** BEGIN DATASET RECORDS **

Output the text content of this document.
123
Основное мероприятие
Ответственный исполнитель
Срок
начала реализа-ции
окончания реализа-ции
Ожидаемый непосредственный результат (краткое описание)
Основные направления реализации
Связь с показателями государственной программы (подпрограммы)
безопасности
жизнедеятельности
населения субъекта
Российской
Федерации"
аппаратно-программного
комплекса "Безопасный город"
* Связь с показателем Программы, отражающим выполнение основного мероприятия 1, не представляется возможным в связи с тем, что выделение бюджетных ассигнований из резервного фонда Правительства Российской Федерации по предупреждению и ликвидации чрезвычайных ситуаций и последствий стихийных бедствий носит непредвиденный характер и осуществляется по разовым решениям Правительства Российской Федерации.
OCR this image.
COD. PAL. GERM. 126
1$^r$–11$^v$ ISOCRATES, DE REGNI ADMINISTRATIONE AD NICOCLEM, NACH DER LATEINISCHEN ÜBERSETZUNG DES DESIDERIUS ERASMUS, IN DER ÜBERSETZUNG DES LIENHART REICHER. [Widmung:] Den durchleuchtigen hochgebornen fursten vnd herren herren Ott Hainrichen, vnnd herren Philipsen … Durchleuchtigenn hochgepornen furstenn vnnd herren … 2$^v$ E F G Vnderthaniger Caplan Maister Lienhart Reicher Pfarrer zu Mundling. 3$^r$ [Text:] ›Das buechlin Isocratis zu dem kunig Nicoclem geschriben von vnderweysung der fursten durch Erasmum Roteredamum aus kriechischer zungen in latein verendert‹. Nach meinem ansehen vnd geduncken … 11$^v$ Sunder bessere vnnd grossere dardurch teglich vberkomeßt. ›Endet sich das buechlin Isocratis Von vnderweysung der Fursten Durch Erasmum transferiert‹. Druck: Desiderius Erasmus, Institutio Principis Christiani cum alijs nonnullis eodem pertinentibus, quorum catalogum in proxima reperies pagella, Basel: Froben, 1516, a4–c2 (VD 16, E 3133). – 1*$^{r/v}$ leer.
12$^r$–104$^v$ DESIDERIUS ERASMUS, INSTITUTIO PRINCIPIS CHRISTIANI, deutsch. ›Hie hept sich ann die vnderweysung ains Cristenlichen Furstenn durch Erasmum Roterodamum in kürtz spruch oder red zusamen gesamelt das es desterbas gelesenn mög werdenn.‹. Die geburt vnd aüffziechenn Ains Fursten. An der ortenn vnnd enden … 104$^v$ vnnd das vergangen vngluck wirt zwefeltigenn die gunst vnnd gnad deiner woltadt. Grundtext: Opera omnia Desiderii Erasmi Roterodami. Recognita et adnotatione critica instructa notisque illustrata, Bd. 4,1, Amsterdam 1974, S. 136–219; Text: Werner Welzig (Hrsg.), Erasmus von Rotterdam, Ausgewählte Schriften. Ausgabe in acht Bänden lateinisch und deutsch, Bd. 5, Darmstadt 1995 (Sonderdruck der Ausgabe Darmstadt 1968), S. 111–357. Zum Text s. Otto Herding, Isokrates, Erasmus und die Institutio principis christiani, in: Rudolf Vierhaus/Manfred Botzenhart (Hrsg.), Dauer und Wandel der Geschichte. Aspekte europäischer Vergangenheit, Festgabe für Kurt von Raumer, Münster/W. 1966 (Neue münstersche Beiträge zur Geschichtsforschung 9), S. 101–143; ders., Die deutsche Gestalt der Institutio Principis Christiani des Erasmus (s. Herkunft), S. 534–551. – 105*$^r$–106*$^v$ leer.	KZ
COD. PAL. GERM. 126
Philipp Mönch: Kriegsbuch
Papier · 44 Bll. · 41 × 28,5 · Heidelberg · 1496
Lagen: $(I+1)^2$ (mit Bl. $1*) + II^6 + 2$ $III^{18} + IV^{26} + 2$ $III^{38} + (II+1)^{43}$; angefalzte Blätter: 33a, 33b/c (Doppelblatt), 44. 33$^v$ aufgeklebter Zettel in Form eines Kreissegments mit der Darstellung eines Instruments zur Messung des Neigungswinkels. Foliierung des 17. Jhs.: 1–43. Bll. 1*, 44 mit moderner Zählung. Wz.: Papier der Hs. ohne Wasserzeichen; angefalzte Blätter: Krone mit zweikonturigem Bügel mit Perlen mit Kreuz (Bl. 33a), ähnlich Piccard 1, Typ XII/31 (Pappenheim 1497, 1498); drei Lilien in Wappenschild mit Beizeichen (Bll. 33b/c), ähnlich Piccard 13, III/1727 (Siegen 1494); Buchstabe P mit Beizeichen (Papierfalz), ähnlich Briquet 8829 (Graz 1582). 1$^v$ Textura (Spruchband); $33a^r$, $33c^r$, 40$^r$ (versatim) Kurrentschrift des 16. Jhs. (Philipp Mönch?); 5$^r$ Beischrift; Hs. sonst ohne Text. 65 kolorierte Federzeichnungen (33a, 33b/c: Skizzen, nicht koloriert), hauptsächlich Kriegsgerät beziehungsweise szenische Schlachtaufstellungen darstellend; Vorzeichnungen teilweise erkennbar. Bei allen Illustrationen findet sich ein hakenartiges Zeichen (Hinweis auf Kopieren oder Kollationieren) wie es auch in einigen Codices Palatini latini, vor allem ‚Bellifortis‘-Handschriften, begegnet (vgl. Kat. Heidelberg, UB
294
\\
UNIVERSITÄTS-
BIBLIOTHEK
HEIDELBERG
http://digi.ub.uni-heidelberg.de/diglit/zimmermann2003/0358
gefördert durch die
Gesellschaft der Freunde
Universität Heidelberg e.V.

** END DATASET RECORDS **

● DIRECTIVE: Print the complete listing again, exactly as it stands.

● RESPONSE TO THE EXERCISE:
Output the text content of this document.
123
Основное мероприятие
Ответственный исполнитель
Срок
начала реализа-ции
окончания реализа-ции
Ожидаемый непосредственный результат (краткое описание)
Основные направления реализации
Связь с показателями государственной программы (подпрограммы)
безопасности
жизнедеятельности
населения субъекта
Российской
Федерации"
аппаратно-программного
комплекса "Безопасный город"
* Связь с показателем Программы, отражающим выполнение основного мероприятия 1, не представляется возможным в связи с тем, что выделение бюджетных ассигнований из резервного фонда Правительства Российской Федерации по предупреждению и ликвидации чрезвычайных ситуаций и последствий стихийных бедствий носит непредвиденный характер и осуществляется по разовым решениям Правительства Российской Федерации.
OCR this image.
COD. PAL. GERM. 126
1$^r$–11$^v$ ISOCRATES, DE REGNI ADMINISTRATIONE AD NICOCLEM, NACH DER LATEINISCHEN ÜBERSETZUNG DES DESIDERIUS ERASMUS, IN DER ÜBERSETZUNG DES LIENHART REICHER. [Widmung:] Den durchleuchtigen hochgebornen fursten vnd herren herren Ott Hainrichen, vnnd herren Philipsen … Durchleuchtigenn hochgepornen furstenn vnnd herren … 2$^v$ E F G Vnderthaniger Caplan Maister Lienhart Reicher Pfarrer zu Mundling. 3$^r$ [Text:] ›Das buechlin Isocratis zu dem kunig Nicoclem geschriben von vnderweysung der fursten durch Erasmum Roteredamum aus kriechischer zungen in latein verendert‹. Nach meinem ansehen vnd geduncken … 11$^v$ Sunder bessere vnnd grossere dardurch teglich vberkomeßt. ›Endet sich das buechlin Isocratis Von vnderweysung der Fursten Durch Erasmum transferiert‹. Druck: Desiderius Erasmus, Institutio Principis Christiani cum alijs nonnullis eodem pertinentibus, quorum catalogum in proxima reperies pagella, Basel: Froben, 1516, a4–c2 (VD 16, E 3133). – 1*$^{r/v}$ leer.
12$^r$–104$^v$ DESIDERIUS ERASMUS, INSTITUTIO PRINCIPIS CHRISTIANI, deutsch. ›Hie hept sich ann die vnderweysung ains Cristenlichen Furstenn durch Erasmum Roterodamum in kürtz spruch oder red zusamen gesamelt das es desterbas gelesenn mög werdenn.‹. Die geburt vnd aüffziechenn Ains Fursten. An der ortenn vnnd enden … 104$^v$ vnnd das vergangen vngluck wirt zwefeltigenn die gunst vnnd gnad deiner woltadt. Grundtext: Opera omnia Desiderii Erasmi Roterodami. Recognita et adnotatione critica instructa notisque illustrata, Bd. 4,1, Amsterdam 1974, S. 136–219; Text: Werner Welzig (Hrsg.), Erasmus von Rotterdam, Ausgewählte Schriften. Ausgabe in acht Bänden lateinisch und deutsch, Bd. 5, Darmstadt 1995 (Sonderdruck der Ausgabe Darmstadt 1968), S. 111–357. Zum Text s. Otto Herding, Isokrates, Erasmus und die Institutio principis christiani, in: Rudolf Vierhaus/Manfred Botzenhart (Hrsg.), Dauer und Wandel der Geschichte. Aspekte europäischer Vergangenheit, Festgabe für Kurt von Raumer, Münster/W. 1966 (Neue münstersche Beiträge zur Geschichtsforschung 9), S. 101–143; ders., Die deutsche Gestalt der Institutio Principis Christiani des Erasmus (s. Herkunft), S. 534–551. – 105*$^r$–106*$^v$ leer.	KZ
COD. PAL. GERM. 126
Philipp Mönch: Kriegsbuch
Papier · 44 Bll. · 41 × 28,5 · Heidelberg · 1496
Lagen: $(I+1)^2$ (mit Bl. $1*) + II^6 + 2$ $III^{18} + IV^{26} + 2$ $III^{38} + (II+1)^{43}$; angefalzte Blätter: 33a, 33b/c (Doppelblatt), 44. 33$^v$ aufgeklebter Zettel in Form eines Kreissegments mit der Darstellung eines Instruments zur Messung des Neigungswinkels. Foliierung des 17. Jhs.: 1–43. Bll. 1*, 44 mit moderner Zählung. Wz.: Papier der Hs. ohne Wasserzeichen; angefalzte Blätter: Krone mit zweikonturigem Bügel mit Perlen mit Kreuz (Bl. 33a), ähnlich Piccard 1, Typ XII/31 (Pappenheim 1497, 1498); drei Lilien in Wappenschild mit Beizeichen (Bll. 33b/c), ähnlich Piccard 13, III/1727 (Siegen 1494); Buchstabe P mit Beizeichen (Papierfalz), ähnlich Briquet 8829 (Graz 1582). 1$^v$ Textura (Spruchband); $33a^r$, $33c^r$, 40$^r$ (versatim) Kurrentschrift des 16. Jhs. (Philipp Mönch?); 5$^r$ Beischrift; Hs. sonst ohne Text. 65 kolorierte Federzeichnungen (33a, 33b/c: Skizzen, nicht koloriert), hauptsächlich Kriegsgerät beziehungsweise szenische Schlachtaufstellungen darstellend; Vorzeichnungen teilweise erkennbar. Bei allen Illustrationen findet sich ein hakenartiges Zeichen (Hinweis auf Kopieren oder Kollationieren) wie es auch in einigen Codices Palatini latini, vor allem ‚Bellifortis‘-Handschriften, begegnet (vgl. Kat. Heidelberg, UB
294
\\
UNIVERSITÄTS-
BIBLIOTHEK
HEIDELBERG
http://digi.ub.uni-heidelberg.de/diglit/zimmermann2003/0358
gefördert durch die
Gesellschaft der Freunde
Universität Heidelberg e.V.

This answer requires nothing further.